What is asked:
Extract the whole listing as it stands. Do not include the pictures.

....

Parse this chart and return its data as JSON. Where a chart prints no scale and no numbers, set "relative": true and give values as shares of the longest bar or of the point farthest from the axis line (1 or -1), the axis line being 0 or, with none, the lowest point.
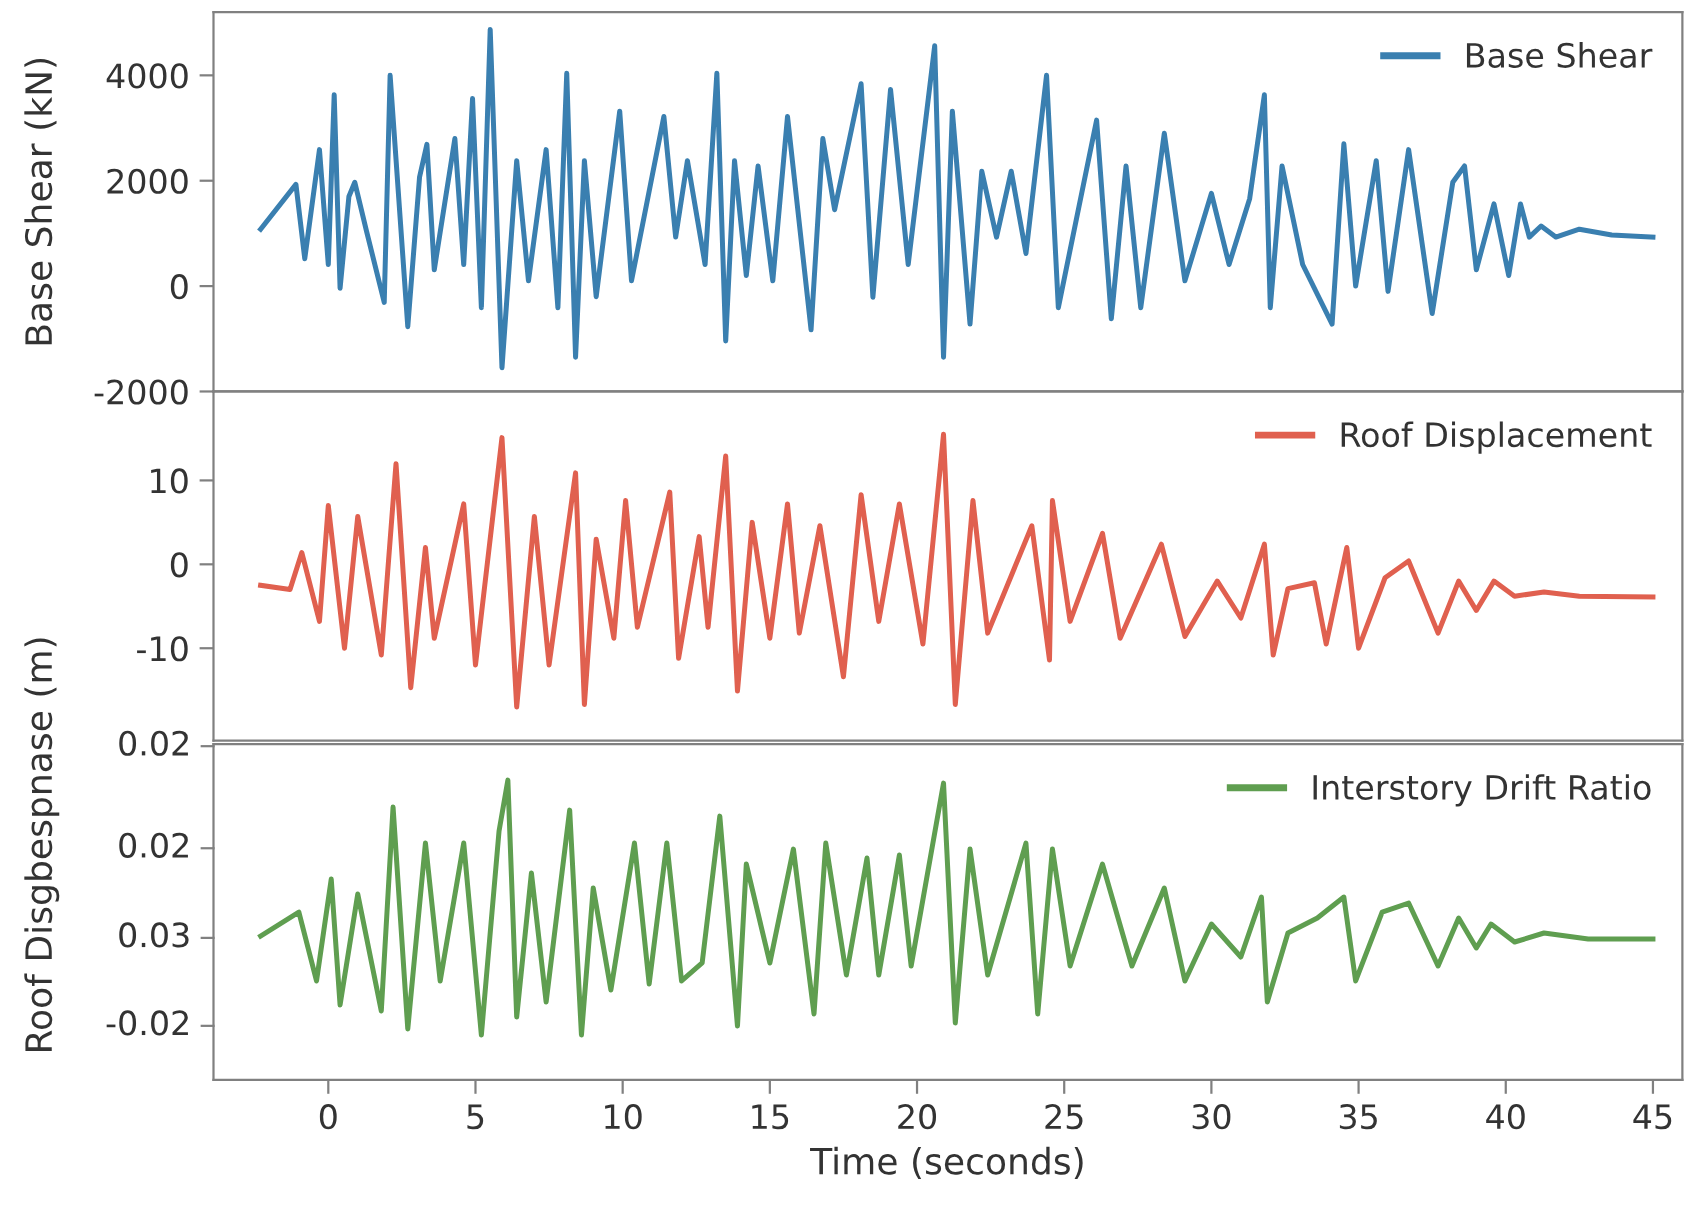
{
  "chart_data": [
    {
      "type": "line",
      "ylabel": "Base Shear (kN)",
      "xlim": [
        -3.9,
        46
      ],
      "ylim": [
        -2000,
        5200
      ],
      "yticks": [
        -2000,
        0,
        2000,
        4000
      ],
      "tick_labels": "y",
      "legend": "top right",
      "grid": false,
      "series": [
        {
          "name": "Base Shear",
          "color": "#3a7fb0",
          "x": [
            -2.3,
            -1.1,
            -0.8,
            -0.3,
            0,
            0.2,
            0.4,
            0.7,
            0.9,
            1.3,
            1.9,
            2.1,
            2.7,
            3.1,
            3.35,
            3.6,
            4.3,
            4.6,
            4.9,
            5.2,
            5.5,
            5.9,
            6.4,
            6.8,
            7.4,
            7.8,
            8.1,
            8.4,
            8.7,
            9.1,
            9.9,
            10.3,
            11.4,
            11.8,
            12.2,
            12.8,
            13.2,
            13.5,
            13.8,
            14.2,
            14.6,
            15.1,
            15.6,
            16.4,
            16.8,
            17.2,
            18.1,
            18.5,
            19.1,
            19.7,
            20.6,
            20.9,
            21.2,
            21.8,
            22.2,
            22.7,
            23.2,
            23.7,
            24.4,
            24.8,
            26.1,
            26.6,
            27.1,
            27.6,
            28.4,
            29.1,
            30.0,
            30.6,
            31.3,
            31.8,
            32.0,
            32.4,
            33.1,
            34.1,
            34.5,
            34.9,
            35.6,
            36.0,
            36.7,
            37.5,
            38.2,
            38.6,
            39.0,
            39.6,
            40.1,
            40.5,
            40.8,
            41.2,
            41.7,
            42.5,
            43.6,
            45.0
          ],
          "values": [
            1080,
            1930,
            520,
            2590,
            410,
            3630,
            -40,
            1700,
            1970,
            1040,
            -310,
            4000,
            -770,
            2070,
            2690,
            310,
            2800,
            410,
            3560,
            -410,
            4870,
            -1550,
            2380,
            100,
            2590,
            -410,
            4040,
            -1350,
            2380,
            -200,
            3320,
            100,
            3220,
            930,
            2380,
            410,
            4040,
            -1040,
            2380,
            200,
            2280,
            100,
            3220,
            -830,
            2800,
            1450,
            3840,
            -210,
            3730,
            410,
            4560,
            -1350,
            3320,
            -720,
            2180,
            930,
            2180,
            620,
            4000,
            -410,
            3150,
            -620,
            2280,
            -410,
            2900,
            100,
            1760,
            410,
            1660,
            3630,
            -410,
            2280,
            410,
            -720,
            2700,
            0,
            2380,
            -100,
            2590,
            -520,
            1970,
            2280,
            310,
            1560,
            200,
            1560,
            930,
            1140,
            930,
            1080,
            970,
            930
          ]
        }
      ]
    },
    {
      "type": "line",
      "xlim": [
        -3.9,
        46
      ],
      "ylim": [
        -21,
        20.6
      ],
      "yticks": [
        -10,
        0,
        10
      ],
      "tick_labels": "y",
      "legend": "top right",
      "grid": false,
      "series": [
        {
          "name": "Roof Displacement",
          "color": "#e0604f",
          "x": [
            -2.3,
            -1.3,
            -0.9,
            -0.3,
            0,
            0.55,
            1.0,
            1.8,
            2.3,
            2.8,
            3.3,
            3.6,
            4.6,
            5.0,
            5.9,
            6.4,
            7.0,
            7.5,
            8.4,
            8.7,
            9.1,
            9.7,
            10.1,
            10.5,
            11.6,
            11.9,
            12.6,
            12.9,
            13.5,
            13.9,
            14.4,
            15.0,
            15.6,
            16.0,
            16.7,
            17.5,
            18.1,
            18.7,
            19.4,
            20.2,
            20.9,
            21.3,
            21.9,
            22.4,
            23.9,
            24.5,
            24.6,
            25.2,
            26.3,
            26.9,
            28.3,
            29.1,
            30.2,
            31.0,
            31.8,
            32.1,
            32.6,
            33.5,
            33.9,
            34.6,
            35.0,
            35.9,
            36.7,
            37.7,
            38.4,
            39.0,
            39.6,
            40.3,
            41.3,
            42.5,
            45.0
          ],
          "values": [
            -2.5,
            -3,
            1.4,
            -6.8,
            7,
            -10,
            5.7,
            -10.8,
            12,
            -14.7,
            2,
            -8.8,
            7.2,
            -12,
            15.1,
            -17,
            5.7,
            -12,
            10.9,
            -16.7,
            3,
            -8.8,
            7.6,
            -7.5,
            8.6,
            -11.2,
            3.3,
            -7.5,
            12.9,
            -15.1,
            5,
            -8.8,
            7.2,
            -8.2,
            4.6,
            -13.4,
            8.3,
            -6.8,
            7.2,
            -9.5,
            15.5,
            -16.7,
            7.6,
            -8.2,
            4.6,
            -11.4,
            7.6,
            -6.8,
            3.7,
            -8.8,
            2.4,
            -8.6,
            -2,
            -6.4,
            2.4,
            -10.8,
            -2.9,
            -2.2,
            -9.5,
            2,
            -10,
            -1.6,
            0.4,
            -8.2,
            -2,
            -5.5,
            -2,
            -3.8,
            -3.3,
            -3.8,
            -3.9
          ]
        }
      ]
    },
    {
      "type": "line",
      "xlabel": "Time (seconds)",
      "ylabel": "Roof Disgbespnase (m)",
      "xlim": [
        -3.9,
        46
      ],
      "xticks": [
        0,
        5,
        10,
        15,
        20,
        25,
        30,
        35,
        40,
        45
      ],
      "relative": true,
      "annotations": [
        "0.02",
        "0.02",
        "0.03",
        "-0.02"
      ],
      "legend": "top right",
      "grid": false,
      "series": [
        {
          "name": "Interstory Drift Ratio",
          "color": "#5f9e50",
          "x": [
            -2.3,
            -1.0,
            -0.4,
            0.1,
            0.4,
            1.0,
            1.8,
            2.2,
            2.7,
            3.3,
            3.8,
            4.6,
            5.2,
            5.8,
            6.1,
            6.4,
            6.9,
            7.4,
            8.2,
            8.6,
            9.0,
            9.6,
            10.4,
            10.9,
            11.5,
            12.0,
            12.7,
            13.3,
            13.9,
            14.2,
            15.0,
            15.8,
            16.5,
            16.9,
            17.6,
            18.3,
            18.7,
            19.4,
            19.8,
            20.9,
            21.3,
            21.8,
            22.4,
            23.7,
            24.1,
            24.6,
            25.2,
            26.3,
            27.3,
            28.4,
            29.1,
            30.0,
            31.0,
            31.7,
            31.9,
            32.6,
            33.6,
            34.5,
            34.9,
            35.8,
            36.7,
            37.7,
            38.4,
            39.0,
            39.5,
            40.3,
            41.3,
            42.8,
            45.0
          ],
          "values": [
            0.48,
            0.56,
            0.33,
            0.67,
            0.25,
            0.62,
            0.23,
            0.91,
            0.17,
            0.79,
            0.33,
            0.79,
            0.15,
            0.83,
            1,
            0.21,
            0.69,
            0.26,
            0.9,
            0.15,
            0.64,
            0.3,
            0.79,
            0.32,
            0.79,
            0.33,
            0.39,
            0.88,
            0.18,
            0.72,
            0.39,
            0.77,
            0.22,
            0.79,
            0.35,
            0.74,
            0.35,
            0.75,
            0.38,
            0.99,
            0.19,
            0.77,
            0.35,
            0.79,
            0.22,
            0.77,
            0.38,
            0.72,
            0.38,
            0.64,
            0.33,
            0.52,
            0.41,
            0.61,
            0.26,
            0.49,
            0.54,
            0.61,
            0.33,
            0.56,
            0.59,
            0.38,
            0.54,
            0.44,
            0.52,
            0.46,
            0.49,
            0.47,
            0.47
          ]
        }
      ]
    }
  ]
}
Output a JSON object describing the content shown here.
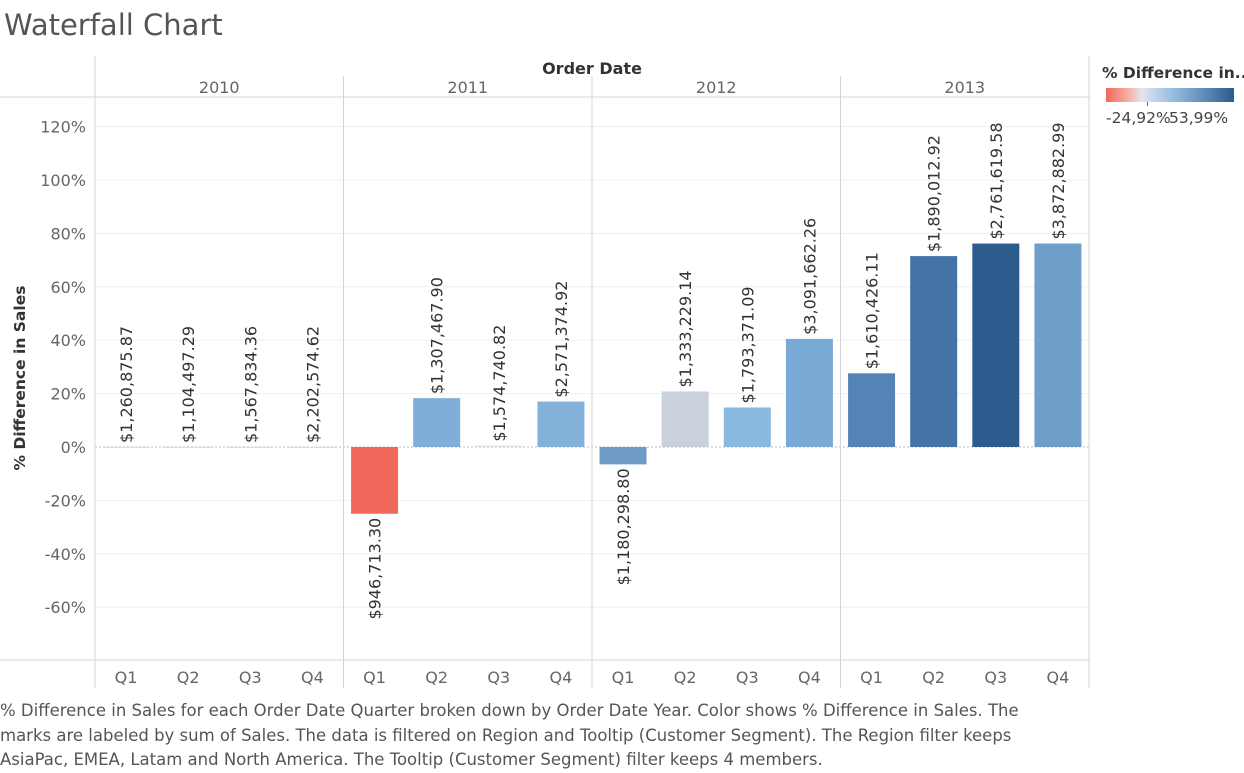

....

Output:
Parse this chart and return its data as JSON. Where a chart prints no scale and no numbers, set "relative": true and give values as shares of the longest bar or of the point farthest from the axis line (1 or -1), the axis line being 0 or, with none, the lowest point.
{
  "chart_data": [
    {
      "type": "line",
      "ylabel": "Base Shear (kN)",
      "xlim": [
        -3.9,
        46
      ],
      "ylim": [
        -2000,
        5200
      ],
      "yticks": [
        -2000,
        0,
        2000,
        4000
      ],
      "tick_labels": "y",
      "legend": "top right",
      "grid": false,
      "series": [
        {
          "name": "Base Shear",
          "color": "#3a7fb0",
          "x": [
            -2.3,
            -1.1,
            -0.8,
            -0.3,
            0,
            0.2,
            0.4,
            0.7,
            0.9,
            1.3,
            1.9,
            2.1,
            2.7,
            3.1,
            3.35,
            3.6,
            4.3,
            4.6,
            4.9,
            5.2,
            5.5,
            5.9,
            6.4,
            6.8,
            7.4,
            7.8,
            8.1,
            8.4,
            8.7,
            9.1,
            9.9,
            10.3,
            11.4,
            11.8,
            12.2,
            12.8,
            13.2,
            13.5,
            13.8,
            14.2,
            14.6,
            15.1,
            15.6,
            16.4,
            16.8,
            17.2,
            18.1,
            18.5,
            19.1,
            19.7,
            20.6,
            20.9,
            21.2,
            21.8,
            22.2,
            22.7,
            23.2,
            23.7,
            24.4,
            24.8,
            26.1,
            26.6,
            27.1,
            27.6,
            28.4,
            29.1,
            30.0,
            30.6,
            31.3,
            31.8,
            32.0,
            32.4,
            33.1,
            34.1,
            34.5,
            34.9,
            35.6,
            36.0,
            36.7,
            37.5,
            38.2,
            38.6,
            39.0,
            39.6,
            40.1,
            40.5,
            40.8,
            41.2,
            41.7,
            42.5,
            43.6,
            45.0
          ],
          "values": [
            1080,
            1930,
            520,
            2590,
            410,
            3630,
            -40,
            1700,
            1970,
            1040,
            -310,
            4000,
            -770,
            2070,
            2690,
            310,
            2800,
            410,
            3560,
            -410,
            4870,
            -1550,
            2380,
            100,
            2590,
            -410,
            4040,
            -1350,
            2380,
            -200,
            3320,
            100,
            3220,
            930,
            2380,
            410,
            4040,
            -1040,
            2380,
            200,
            2280,
            100,
            3220,
            -830,
            2800,
            1450,
            3840,
            -210,
            3730,
            410,
            4560,
            -1350,
            3320,
            -720,
            2180,
            930,
            2180,
            620,
            4000,
            -410,
            3150,
            -620,
            2280,
            -410,
            2900,
            100,
            1760,
            410,
            1660,
            3630,
            -410,
            2280,
            410,
            -720,
            2700,
            0,
            2380,
            -100,
            2590,
            -520,
            1970,
            2280,
            310,
            1560,
            200,
            1560,
            930,
            1140,
            930,
            1080,
            970,
            930
          ]
        }
      ]
    },
    {
      "type": "line",
      "xlim": [
        -3.9,
        46
      ],
      "ylim": [
        -21,
        20.6
      ],
      "yticks": [
        -10,
        0,
        10
      ],
      "tick_labels": "y",
      "legend": "top right",
      "grid": false,
      "series": [
        {
          "name": "Roof Displacement",
          "color": "#e0604f",
          "x": [
            -2.3,
            -1.3,
            -0.9,
            -0.3,
            0,
            0.55,
            1.0,
            1.8,
            2.3,
            2.8,
            3.3,
            3.6,
            4.6,
            5.0,
            5.9,
            6.4,
            7.0,
            7.5,
            8.4,
            8.7,
            9.1,
            9.7,
            10.1,
            10.5,
            11.6,
            11.9,
            12.6,
            12.9,
            13.5,
            13.9,
            14.4,
            15.0,
            15.6,
            16.0,
            16.7,
            17.5,
            18.1,
            18.7,
            19.4,
            20.2,
            20.9,
            21.3,
            21.9,
            22.4,
            23.9,
            24.5,
            24.6,
            25.2,
            26.3,
            26.9,
            28.3,
            29.1,
            30.2,
            31.0,
            31.8,
            32.1,
            32.6,
            33.5,
            33.9,
            34.6,
            35.0,
            35.9,
            36.7,
            37.7,
            38.4,
            39.0,
            39.6,
            40.3,
            41.3,
            42.5,
            45.0
          ],
          "values": [
            -2.5,
            -3,
            1.4,
            -6.8,
            7,
            -10,
            5.7,
            -10.8,
            12,
            -14.7,
            2,
            -8.8,
            7.2,
            -12,
            15.1,
            -17,
            5.7,
            -12,
            10.9,
            -16.7,
            3,
            -8.8,
            7.6,
            -7.5,
            8.6,
            -11.2,
            3.3,
            -7.5,
            12.9,
            -15.1,
            5,
            -8.8,
            7.2,
            -8.2,
            4.6,
            -13.4,
            8.3,
            -6.8,
            7.2,
            -9.5,
            15.5,
            -16.7,
            7.6,
            -8.2,
            4.6,
            -11.4,
            7.6,
            -6.8,
            3.7,
            -8.8,
            2.4,
            -8.6,
            -2,
            -6.4,
            2.4,
            -10.8,
            -2.9,
            -2.2,
            -9.5,
            2,
            -10,
            -1.6,
            0.4,
            -8.2,
            -2,
            -5.5,
            -2,
            -3.8,
            -3.3,
            -3.8,
            -3.9
          ]
        }
      ]
    },
    {
      "type": "line",
      "xlabel": "Time (seconds)",
      "ylabel": "Roof Disgbespnase (m)",
      "xlim": [
        -3.9,
        46
      ],
      "xticks": [
        0,
        5,
        10,
        15,
        20,
        25,
        30,
        35,
        40,
        45
      ],
      "relative": true,
      "annotations": [
        "0.02",
        "0.02",
        "0.03",
        "-0.02"
      ],
      "legend": "top right",
      "grid": false,
      "series": [
        {
          "name": "Interstory Drift Ratio",
          "color": "#5f9e50",
          "x": [
            -2.3,
            -1.0,
            -0.4,
            0.1,
            0.4,
            1.0,
            1.8,
            2.2,
            2.7,
            3.3,
            3.8,
            4.6,
            5.2,
            5.8,
            6.1,
            6.4,
            6.9,
            7.4,
            8.2,
            8.6,
            9.0,
            9.6,
            10.4,
            10.9,
            11.5,
            12.0,
            12.7,
            13.3,
            13.9,
            14.2,
            15.0,
            15.8,
            16.5,
            16.9,
            17.6,
            18.3,
            18.7,
            19.4,
            19.8,
            20.9,
            21.3,
            21.8,
            22.4,
            23.7,
            24.1,
            24.6,
            25.2,
            26.3,
            27.3,
            28.4,
            29.1,
            30.0,
            31.0,
            31.7,
            31.9,
            32.6,
            33.6,
            34.5,
            34.9,
            35.8,
            36.7,
            37.7,
            38.4,
            39.0,
            39.5,
            40.3,
            41.3,
            42.8,
            45.0
          ],
          "values": [
            0.48,
            0.56,
            0.33,
            0.67,
            0.25,
            0.62,
            0.23,
            0.91,
            0.17,
            0.79,
            0.33,
            0.79,
            0.15,
            0.83,
            1,
            0.21,
            0.69,
            0.26,
            0.9,
            0.15,
            0.64,
            0.3,
            0.79,
            0.32,
            0.79,
            0.33,
            0.39,
            0.88,
            0.18,
            0.72,
            0.39,
            0.77,
            0.22,
            0.79,
            0.35,
            0.74,
            0.35,
            0.75,
            0.38,
            0.99,
            0.19,
            0.77,
            0.35,
            0.79,
            0.22,
            0.77,
            0.38,
            0.72,
            0.38,
            0.64,
            0.33,
            0.52,
            0.41,
            0.61,
            0.26,
            0.49,
            0.54,
            0.61,
            0.33,
            0.56,
            0.59,
            0.38,
            0.54,
            0.44,
            0.52,
            0.46,
            0.49,
            0.47,
            0.47
          ]
        }
      ]
    }
  ]
}
Output a JSON object describing the content shown here.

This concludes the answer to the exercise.